Exercise objective: Copy out all of the material, matching it word for word.

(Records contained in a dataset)
- - -

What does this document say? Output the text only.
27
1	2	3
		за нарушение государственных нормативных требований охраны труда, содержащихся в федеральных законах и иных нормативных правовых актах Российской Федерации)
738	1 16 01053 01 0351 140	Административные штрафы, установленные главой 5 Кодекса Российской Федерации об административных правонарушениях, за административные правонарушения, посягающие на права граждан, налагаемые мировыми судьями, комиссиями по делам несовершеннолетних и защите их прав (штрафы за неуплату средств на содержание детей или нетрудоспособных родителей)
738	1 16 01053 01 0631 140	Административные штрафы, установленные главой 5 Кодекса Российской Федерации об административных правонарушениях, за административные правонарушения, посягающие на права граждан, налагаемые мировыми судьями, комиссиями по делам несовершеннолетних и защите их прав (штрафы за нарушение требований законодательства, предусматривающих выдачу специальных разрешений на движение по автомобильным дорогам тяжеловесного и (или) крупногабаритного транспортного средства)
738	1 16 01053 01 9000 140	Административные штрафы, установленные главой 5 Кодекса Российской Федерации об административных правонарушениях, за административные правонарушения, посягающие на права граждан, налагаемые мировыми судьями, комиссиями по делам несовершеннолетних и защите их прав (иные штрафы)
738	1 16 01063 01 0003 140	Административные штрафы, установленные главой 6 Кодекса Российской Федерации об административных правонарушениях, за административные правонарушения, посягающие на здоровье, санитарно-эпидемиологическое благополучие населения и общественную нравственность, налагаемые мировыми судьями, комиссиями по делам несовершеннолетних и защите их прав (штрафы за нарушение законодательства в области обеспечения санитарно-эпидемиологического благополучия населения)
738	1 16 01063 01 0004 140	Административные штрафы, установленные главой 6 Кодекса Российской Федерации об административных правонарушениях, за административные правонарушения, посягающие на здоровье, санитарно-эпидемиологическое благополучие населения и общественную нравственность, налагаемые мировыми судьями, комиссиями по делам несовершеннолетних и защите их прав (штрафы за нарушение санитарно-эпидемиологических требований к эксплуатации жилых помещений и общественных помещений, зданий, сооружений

- - -

Solution:
What does this document say? Output the text only.
27
1	2	3
		за нарушение государственных нормативных требований охраны труда, содержащихся в федеральных законах и иных нормативных правовых актах Российской Федерации)
738	1 16 01053 01 0351 140	Административные штрафы, установленные главой 5 Кодекса Российской Федерации об административных правонарушениях, за административные правонарушения, посягающие на права граждан, налагаемые мировыми судьями, комиссиями по делам несовершеннолетних и защите их прав (штрафы за неуплату средств на содержание детей или нетрудоспособных родителей)
738	1 16 01053 01 0631 140	Административные штрафы, установленные главой 5 Кодекса Российской Федерации об административных правонарушениях, за административные правонарушения, посягающие на права граждан, налагаемые мировыми судьями, комиссиями по делам несовершеннолетних и защите их прав (штрафы за нарушение требований законодательства, предусматривающих выдачу специальных разрешений на движение по автомобильным дорогам тяжеловесного и (или) крупногабаритного транспортного средства)
738	1 16 01053 01 9000 140	Административные штрафы, установленные главой 5 Кодекса Российской Федерации об административных правонарушениях, за административные правонарушения, посягающие на права граждан, налагаемые мировыми судьями, комиссиями по делам несовершеннолетних и защите их прав (иные штрафы)
738	1 16 01063 01 0003 140	Административные штрафы, установленные главой 6 Кодекса Российской Федерации об административных правонарушениях, за административные правонарушения, посягающие на здоровье, санитарно-эпидемиологическое благополучие населения и общественную нравственность, налагаемые мировыми судьями, комиссиями по делам несовершеннолетних и защите их прав (штрафы за нарушение законодательства в области обеспечения санитарно-эпидемиологического благополучия населения)
738	1 16 01063 01 0004 140	Административные штрафы, установленные главой 6 Кодекса Российской Федерации об административных правонарушениях, за административные правонарушения, посягающие на здоровье, санитарно-эпидемиологическое благополучие населения и общественную нравственность, налагаемые мировыми судьями, комиссиями по делам несовершеннолетних и защите их прав (штрафы за нарушение санитарно-эпидемиологических требований к эксплуатации жилых помещений и общественных помещений, зданий, сооружений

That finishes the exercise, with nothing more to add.